**Exercise instructions**
Restate the records below word for word.
## BEGIN
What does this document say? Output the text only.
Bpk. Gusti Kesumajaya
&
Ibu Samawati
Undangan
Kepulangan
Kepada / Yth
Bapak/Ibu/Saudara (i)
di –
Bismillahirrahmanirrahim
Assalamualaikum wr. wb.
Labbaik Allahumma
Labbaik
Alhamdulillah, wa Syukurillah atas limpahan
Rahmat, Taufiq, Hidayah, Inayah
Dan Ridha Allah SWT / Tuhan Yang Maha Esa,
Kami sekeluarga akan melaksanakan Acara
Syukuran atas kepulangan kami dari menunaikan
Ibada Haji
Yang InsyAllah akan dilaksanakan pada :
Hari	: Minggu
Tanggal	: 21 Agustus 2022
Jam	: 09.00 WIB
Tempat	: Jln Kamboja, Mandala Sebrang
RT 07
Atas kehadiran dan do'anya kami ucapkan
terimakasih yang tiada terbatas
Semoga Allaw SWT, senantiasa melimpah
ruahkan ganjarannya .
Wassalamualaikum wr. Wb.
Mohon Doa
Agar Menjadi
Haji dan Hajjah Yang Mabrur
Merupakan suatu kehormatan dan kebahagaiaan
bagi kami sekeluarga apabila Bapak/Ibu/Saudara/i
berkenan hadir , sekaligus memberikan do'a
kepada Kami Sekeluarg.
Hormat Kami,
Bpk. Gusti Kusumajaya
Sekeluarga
## END
**Output**
What does this document say? Output the text only.
Bpk. Gusti Kesumajaya
&
Ibu Samawati
Undangan
Kepulangan
Kepada / Yth
Bapak/Ibu/Saudara (i)
di –
Bismillahirrahmanirrahim
Assalamualaikum wr. wb.
Labbaik Allahumma
Labbaik
Alhamdulillah, wa Syukurillah atas limpahan
Rahmat, Taufiq, Hidayah, Inayah
Dan Ridha Allah SWT / Tuhan Yang Maha Esa,
Kami sekeluarga akan melaksanakan Acara
Syukuran atas kepulangan kami dari menunaikan
Ibada Haji
Yang InsyAllah akan dilaksanakan pada :
Hari	: Minggu
Tanggal	: 21 Agustus 2022
Jam	: 09.00 WIB
Tempat	: Jln Kamboja, Mandala Sebrang
RT 07
Atas kehadiran dan do'anya kami ucapkan
terimakasih yang tiada terbatas
Semoga Allaw SWT, senantiasa melimpah
ruahkan ganjarannya .
Wassalamualaikum wr. Wb.
Mohon Doa
Agar Menjadi
Haji dan Hajjah Yang Mabrur
Merupakan suatu kehormatan dan kebahagaiaan
bagi kami sekeluarga apabila Bapak/Ibu/Saudara/i
berkenan hadir , sekaligus memberikan do'a
kepada Kami Sekeluarg.
Hormat Kami,
Bpk. Gusti Kusumajaya
Sekeluarga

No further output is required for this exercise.